◆ GIVEN REQUEST: Examine the records and identify each line that includes the string "ylabel". Copy those lines.

(Entries from a visual dataset)
— Start —

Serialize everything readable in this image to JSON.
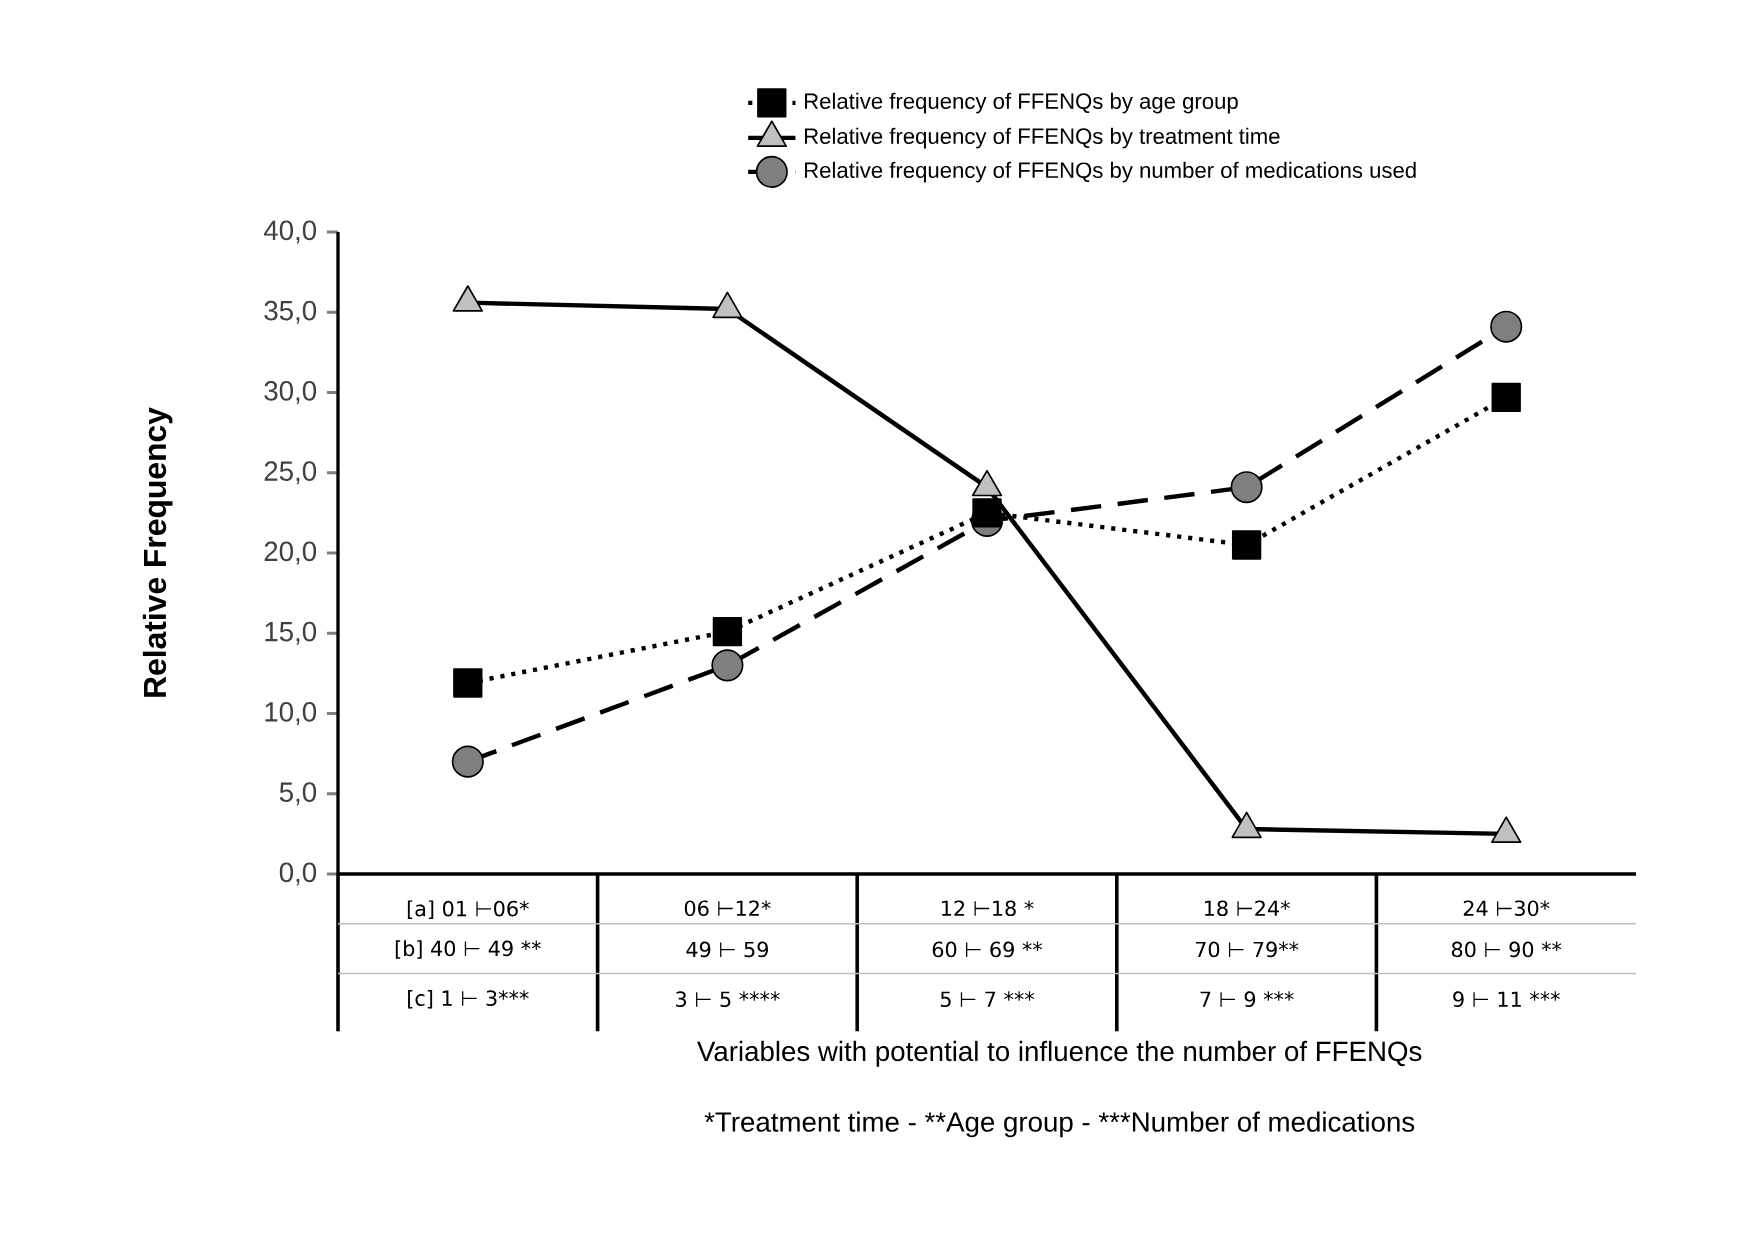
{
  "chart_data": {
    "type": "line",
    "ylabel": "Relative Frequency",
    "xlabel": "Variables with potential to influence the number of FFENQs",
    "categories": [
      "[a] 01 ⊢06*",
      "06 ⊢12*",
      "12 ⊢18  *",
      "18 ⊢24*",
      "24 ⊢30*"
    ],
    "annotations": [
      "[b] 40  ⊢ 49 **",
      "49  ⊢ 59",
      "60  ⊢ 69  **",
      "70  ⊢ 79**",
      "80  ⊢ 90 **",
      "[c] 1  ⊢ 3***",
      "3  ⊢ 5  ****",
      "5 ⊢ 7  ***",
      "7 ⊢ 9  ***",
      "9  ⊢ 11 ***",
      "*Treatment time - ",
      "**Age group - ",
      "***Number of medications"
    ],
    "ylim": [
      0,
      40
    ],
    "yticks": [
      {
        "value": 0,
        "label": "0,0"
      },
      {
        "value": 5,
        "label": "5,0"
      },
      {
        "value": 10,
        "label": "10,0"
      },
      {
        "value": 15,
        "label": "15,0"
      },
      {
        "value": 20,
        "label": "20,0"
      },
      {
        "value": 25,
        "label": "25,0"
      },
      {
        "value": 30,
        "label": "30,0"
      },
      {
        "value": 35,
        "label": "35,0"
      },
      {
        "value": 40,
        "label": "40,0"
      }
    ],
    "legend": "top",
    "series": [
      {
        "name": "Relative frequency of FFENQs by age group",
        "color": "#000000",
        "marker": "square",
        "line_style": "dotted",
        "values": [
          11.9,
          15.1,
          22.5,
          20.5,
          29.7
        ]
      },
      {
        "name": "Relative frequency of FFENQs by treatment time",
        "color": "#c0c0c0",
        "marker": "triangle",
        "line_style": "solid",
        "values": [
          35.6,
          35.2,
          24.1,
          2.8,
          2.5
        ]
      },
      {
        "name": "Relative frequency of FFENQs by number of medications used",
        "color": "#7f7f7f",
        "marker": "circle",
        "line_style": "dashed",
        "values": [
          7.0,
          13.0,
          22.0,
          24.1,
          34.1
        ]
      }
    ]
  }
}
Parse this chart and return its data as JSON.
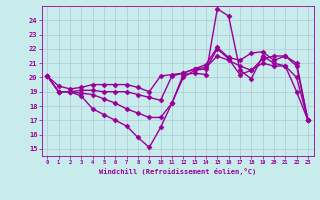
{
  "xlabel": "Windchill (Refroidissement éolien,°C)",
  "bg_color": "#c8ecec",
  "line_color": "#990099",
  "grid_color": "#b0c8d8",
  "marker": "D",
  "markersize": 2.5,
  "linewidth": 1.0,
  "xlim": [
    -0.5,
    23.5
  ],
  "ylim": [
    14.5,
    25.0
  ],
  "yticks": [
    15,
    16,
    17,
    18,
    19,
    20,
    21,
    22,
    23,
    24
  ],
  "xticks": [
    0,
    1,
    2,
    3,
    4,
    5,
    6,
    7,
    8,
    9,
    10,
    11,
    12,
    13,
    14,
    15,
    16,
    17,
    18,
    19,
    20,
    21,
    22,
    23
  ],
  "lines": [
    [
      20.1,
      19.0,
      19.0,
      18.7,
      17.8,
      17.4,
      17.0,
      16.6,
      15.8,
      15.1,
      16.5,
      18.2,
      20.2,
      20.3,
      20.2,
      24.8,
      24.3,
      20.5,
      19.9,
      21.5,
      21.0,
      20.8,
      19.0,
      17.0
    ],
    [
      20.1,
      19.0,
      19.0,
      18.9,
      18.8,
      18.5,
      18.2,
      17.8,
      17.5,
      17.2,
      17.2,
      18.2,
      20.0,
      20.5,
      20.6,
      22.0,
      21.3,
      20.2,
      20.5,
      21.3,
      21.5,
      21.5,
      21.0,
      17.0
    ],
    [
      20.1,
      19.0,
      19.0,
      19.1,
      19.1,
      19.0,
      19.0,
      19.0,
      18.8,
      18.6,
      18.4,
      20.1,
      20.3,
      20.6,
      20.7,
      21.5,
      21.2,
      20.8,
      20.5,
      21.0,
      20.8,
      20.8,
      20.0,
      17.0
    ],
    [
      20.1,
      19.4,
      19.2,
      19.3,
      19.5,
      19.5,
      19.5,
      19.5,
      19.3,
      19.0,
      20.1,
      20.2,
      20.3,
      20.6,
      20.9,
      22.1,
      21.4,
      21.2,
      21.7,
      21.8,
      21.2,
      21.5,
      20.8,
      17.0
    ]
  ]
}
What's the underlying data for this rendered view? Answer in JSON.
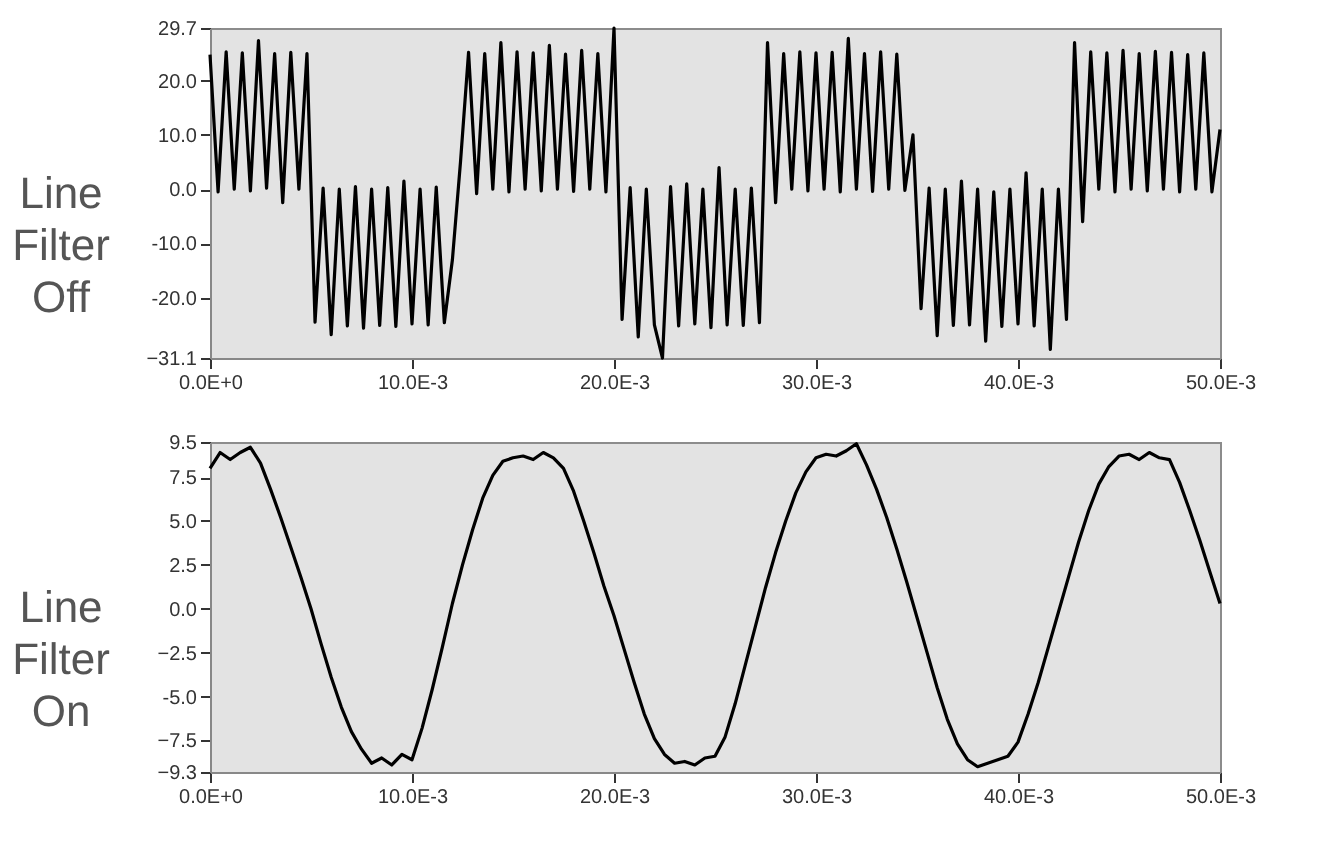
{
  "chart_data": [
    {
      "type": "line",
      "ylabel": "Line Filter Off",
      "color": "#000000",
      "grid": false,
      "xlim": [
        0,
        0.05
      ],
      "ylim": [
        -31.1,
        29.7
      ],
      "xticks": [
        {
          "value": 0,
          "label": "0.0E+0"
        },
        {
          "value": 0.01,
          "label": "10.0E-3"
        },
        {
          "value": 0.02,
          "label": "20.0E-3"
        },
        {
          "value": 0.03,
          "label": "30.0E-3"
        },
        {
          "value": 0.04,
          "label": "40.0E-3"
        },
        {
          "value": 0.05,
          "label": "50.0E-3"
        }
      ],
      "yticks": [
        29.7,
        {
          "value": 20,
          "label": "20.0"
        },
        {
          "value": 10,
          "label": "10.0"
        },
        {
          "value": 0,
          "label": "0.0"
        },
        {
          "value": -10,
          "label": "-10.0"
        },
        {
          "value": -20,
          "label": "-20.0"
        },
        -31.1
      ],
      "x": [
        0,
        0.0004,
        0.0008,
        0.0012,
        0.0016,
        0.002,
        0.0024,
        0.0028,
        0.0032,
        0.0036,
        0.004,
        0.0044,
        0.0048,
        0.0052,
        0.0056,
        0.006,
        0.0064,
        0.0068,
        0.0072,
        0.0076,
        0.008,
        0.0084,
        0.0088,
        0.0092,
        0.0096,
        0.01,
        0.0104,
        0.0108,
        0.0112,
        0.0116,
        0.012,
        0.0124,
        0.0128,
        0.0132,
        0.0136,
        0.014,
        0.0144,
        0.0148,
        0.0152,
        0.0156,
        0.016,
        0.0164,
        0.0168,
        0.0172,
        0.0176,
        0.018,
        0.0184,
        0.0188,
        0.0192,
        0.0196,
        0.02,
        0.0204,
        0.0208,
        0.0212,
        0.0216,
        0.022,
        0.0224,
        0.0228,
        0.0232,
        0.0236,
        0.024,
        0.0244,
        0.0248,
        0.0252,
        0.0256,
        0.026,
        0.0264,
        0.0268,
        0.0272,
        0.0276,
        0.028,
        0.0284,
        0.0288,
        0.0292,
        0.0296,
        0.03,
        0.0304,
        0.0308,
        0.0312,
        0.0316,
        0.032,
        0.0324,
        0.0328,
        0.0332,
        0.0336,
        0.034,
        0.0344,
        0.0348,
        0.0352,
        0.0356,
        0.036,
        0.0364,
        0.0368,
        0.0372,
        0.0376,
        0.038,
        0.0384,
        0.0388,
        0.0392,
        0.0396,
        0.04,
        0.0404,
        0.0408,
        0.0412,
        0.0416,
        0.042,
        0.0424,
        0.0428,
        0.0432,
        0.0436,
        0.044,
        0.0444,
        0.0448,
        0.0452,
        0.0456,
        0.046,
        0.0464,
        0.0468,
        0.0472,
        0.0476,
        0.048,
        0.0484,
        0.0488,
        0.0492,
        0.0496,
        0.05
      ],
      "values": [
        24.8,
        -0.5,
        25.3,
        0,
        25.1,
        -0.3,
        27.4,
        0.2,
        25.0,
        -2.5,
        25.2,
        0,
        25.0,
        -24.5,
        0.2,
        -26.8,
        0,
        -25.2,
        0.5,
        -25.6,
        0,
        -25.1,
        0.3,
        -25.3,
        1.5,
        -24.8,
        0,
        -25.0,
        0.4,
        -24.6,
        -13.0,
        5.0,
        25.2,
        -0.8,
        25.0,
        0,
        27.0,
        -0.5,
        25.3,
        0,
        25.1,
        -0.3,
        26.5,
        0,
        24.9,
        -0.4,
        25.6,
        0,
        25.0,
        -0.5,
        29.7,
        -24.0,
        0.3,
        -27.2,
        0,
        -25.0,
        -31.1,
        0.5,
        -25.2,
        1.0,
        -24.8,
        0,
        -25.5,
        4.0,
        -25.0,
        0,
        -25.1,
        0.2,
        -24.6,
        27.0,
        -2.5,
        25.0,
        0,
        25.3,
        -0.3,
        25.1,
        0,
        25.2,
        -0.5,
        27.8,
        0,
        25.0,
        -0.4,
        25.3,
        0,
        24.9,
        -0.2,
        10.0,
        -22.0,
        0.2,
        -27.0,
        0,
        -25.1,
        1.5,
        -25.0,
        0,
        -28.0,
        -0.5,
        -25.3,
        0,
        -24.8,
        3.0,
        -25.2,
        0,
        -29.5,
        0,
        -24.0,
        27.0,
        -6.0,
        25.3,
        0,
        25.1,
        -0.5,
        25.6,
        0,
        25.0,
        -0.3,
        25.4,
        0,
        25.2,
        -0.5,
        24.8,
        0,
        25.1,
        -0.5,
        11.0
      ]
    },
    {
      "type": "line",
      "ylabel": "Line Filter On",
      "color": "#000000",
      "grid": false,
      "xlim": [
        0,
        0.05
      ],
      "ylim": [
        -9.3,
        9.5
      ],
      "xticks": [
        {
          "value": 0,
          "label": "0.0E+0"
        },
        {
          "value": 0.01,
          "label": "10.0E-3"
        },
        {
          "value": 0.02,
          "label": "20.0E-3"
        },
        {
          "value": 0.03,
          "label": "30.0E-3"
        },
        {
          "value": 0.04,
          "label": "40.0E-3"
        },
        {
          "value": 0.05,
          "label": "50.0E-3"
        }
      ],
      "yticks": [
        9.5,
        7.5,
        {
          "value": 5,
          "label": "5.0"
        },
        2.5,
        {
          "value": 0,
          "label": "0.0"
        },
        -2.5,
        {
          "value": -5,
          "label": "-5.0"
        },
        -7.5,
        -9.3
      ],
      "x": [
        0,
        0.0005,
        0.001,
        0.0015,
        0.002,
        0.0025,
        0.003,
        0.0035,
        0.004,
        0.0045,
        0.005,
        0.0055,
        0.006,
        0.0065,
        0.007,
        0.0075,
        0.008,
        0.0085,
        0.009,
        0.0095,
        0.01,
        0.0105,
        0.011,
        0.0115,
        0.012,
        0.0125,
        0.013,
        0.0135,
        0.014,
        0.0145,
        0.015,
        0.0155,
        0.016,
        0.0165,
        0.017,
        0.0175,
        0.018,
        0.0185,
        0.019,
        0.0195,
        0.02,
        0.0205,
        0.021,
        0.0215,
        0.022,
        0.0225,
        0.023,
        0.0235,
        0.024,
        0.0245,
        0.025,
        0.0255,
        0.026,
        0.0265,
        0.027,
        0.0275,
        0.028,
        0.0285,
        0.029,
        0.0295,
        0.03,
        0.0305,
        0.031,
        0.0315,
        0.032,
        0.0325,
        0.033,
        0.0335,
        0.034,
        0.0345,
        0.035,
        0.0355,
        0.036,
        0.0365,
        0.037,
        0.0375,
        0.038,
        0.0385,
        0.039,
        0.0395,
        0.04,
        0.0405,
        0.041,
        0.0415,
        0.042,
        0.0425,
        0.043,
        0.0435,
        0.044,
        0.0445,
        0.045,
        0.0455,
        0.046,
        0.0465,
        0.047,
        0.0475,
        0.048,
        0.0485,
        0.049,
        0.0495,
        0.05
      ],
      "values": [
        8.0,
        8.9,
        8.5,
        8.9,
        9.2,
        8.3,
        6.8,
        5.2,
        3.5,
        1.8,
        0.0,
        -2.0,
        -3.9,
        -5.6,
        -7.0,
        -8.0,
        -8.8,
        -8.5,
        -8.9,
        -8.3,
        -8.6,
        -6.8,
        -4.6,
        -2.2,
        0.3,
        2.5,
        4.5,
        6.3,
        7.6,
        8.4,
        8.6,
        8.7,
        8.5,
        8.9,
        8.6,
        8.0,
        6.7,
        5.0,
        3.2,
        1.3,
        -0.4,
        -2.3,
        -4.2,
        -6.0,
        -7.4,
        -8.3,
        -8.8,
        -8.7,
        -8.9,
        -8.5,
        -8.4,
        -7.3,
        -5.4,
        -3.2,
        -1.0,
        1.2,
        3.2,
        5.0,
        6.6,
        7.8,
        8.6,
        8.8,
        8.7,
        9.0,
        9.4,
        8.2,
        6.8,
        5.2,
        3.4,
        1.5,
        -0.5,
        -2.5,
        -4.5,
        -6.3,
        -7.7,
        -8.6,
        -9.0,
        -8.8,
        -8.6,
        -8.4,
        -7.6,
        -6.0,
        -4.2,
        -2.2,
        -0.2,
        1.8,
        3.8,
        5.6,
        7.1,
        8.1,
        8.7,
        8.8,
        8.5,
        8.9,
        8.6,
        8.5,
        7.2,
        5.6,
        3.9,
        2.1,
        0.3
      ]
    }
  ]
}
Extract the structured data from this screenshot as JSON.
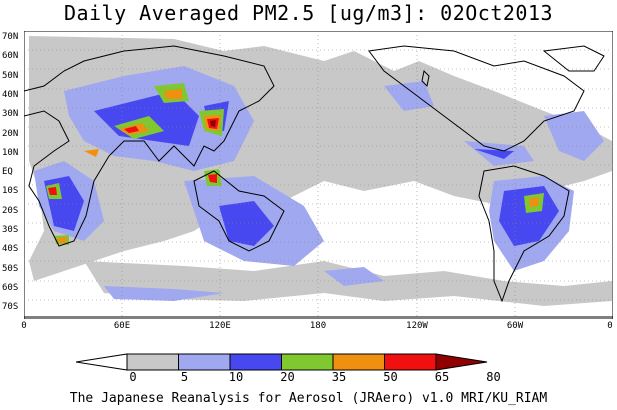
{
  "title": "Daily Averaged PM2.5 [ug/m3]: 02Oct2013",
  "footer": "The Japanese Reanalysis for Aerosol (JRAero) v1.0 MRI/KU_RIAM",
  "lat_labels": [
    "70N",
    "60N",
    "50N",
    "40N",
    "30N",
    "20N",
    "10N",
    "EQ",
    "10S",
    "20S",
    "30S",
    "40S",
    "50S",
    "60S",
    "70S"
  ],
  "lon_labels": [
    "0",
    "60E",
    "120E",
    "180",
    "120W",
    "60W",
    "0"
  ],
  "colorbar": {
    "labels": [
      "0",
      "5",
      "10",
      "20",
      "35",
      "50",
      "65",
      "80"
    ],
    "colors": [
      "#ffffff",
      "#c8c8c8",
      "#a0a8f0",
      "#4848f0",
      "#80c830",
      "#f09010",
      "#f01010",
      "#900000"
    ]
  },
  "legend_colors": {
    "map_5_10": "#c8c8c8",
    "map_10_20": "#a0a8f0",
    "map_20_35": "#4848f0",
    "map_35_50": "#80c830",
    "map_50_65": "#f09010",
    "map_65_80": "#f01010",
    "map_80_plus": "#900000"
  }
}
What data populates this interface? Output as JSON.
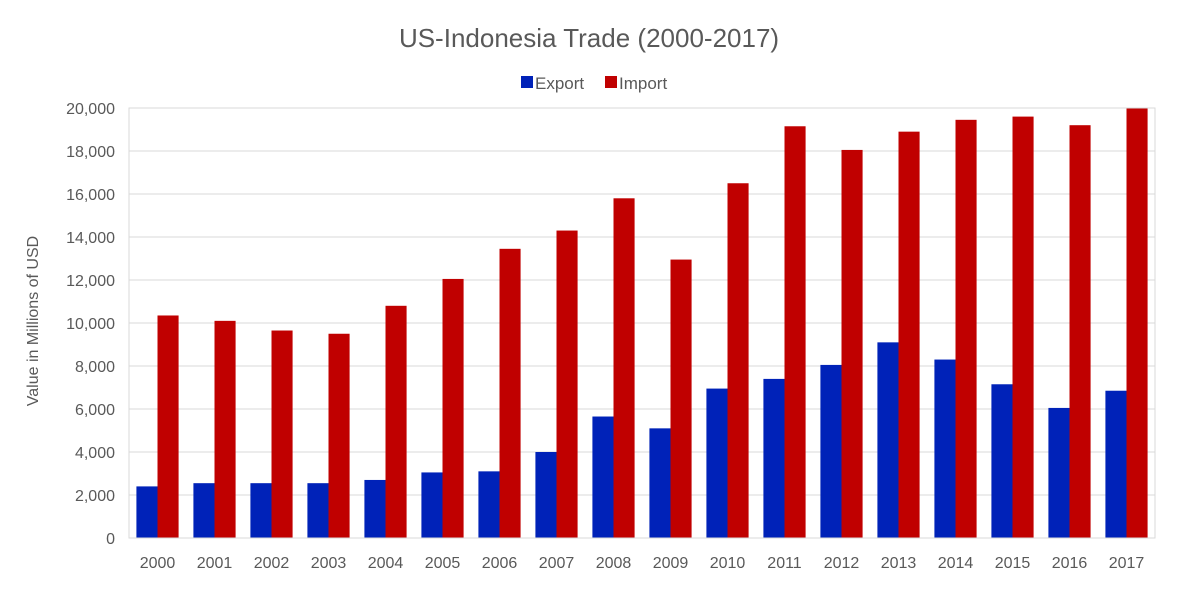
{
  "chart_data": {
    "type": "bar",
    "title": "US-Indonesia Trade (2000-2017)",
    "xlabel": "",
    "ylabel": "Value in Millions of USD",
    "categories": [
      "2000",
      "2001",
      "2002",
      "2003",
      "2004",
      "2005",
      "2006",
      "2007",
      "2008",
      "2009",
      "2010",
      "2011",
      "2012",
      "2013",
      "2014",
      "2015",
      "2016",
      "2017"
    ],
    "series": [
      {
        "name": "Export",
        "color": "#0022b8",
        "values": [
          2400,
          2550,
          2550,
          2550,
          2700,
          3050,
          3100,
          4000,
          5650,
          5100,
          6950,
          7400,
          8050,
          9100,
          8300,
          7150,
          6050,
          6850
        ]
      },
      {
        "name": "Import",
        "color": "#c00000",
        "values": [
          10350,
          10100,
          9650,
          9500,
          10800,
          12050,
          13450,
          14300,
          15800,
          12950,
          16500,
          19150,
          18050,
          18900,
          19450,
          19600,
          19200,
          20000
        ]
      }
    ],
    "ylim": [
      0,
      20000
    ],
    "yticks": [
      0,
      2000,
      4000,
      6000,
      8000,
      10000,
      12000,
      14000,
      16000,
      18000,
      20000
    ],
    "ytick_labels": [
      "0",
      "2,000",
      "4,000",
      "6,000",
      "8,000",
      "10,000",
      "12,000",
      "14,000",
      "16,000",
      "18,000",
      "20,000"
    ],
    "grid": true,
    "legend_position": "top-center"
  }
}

— End —

◆ THE COMPLETED TASK:
    "ylabel": "Relative Frequency",
      "ylabel": "Line Filter Off",
      "ylabel": "Line Filter On",
    "ylabel": "Value in Millions of USD",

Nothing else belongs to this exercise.